▶ [PROBLEM TO SOLVE]: Collect each line of the entries that holds the string "this".

▶ [INPUT]:
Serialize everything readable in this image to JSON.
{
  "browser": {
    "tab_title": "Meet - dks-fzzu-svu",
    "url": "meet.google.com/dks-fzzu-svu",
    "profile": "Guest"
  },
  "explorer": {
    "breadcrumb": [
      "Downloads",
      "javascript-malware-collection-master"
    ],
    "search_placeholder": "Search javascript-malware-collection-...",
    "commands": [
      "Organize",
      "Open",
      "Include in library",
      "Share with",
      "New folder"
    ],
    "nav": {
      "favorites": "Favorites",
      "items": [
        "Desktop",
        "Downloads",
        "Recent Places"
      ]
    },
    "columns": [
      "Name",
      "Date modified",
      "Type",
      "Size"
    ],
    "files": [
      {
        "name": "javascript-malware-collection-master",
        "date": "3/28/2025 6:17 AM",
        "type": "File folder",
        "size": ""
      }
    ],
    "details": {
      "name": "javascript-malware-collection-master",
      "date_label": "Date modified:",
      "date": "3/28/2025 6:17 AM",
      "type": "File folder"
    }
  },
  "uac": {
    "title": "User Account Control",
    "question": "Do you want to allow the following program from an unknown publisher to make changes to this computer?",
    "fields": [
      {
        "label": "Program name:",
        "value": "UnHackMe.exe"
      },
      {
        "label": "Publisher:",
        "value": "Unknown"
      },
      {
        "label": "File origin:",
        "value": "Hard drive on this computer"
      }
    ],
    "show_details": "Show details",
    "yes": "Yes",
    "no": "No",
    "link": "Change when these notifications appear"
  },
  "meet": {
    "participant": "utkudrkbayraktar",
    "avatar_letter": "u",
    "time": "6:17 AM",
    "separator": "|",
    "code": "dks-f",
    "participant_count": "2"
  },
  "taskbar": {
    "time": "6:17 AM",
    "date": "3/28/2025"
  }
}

▶ [EXPECTED ANSWER]:
Serialize everything readable in this image to JSON.
    "question": "Do you want to allow the following program from an unknown publisher to make changes to this computer?",
        "value": "Hard drive on this computer"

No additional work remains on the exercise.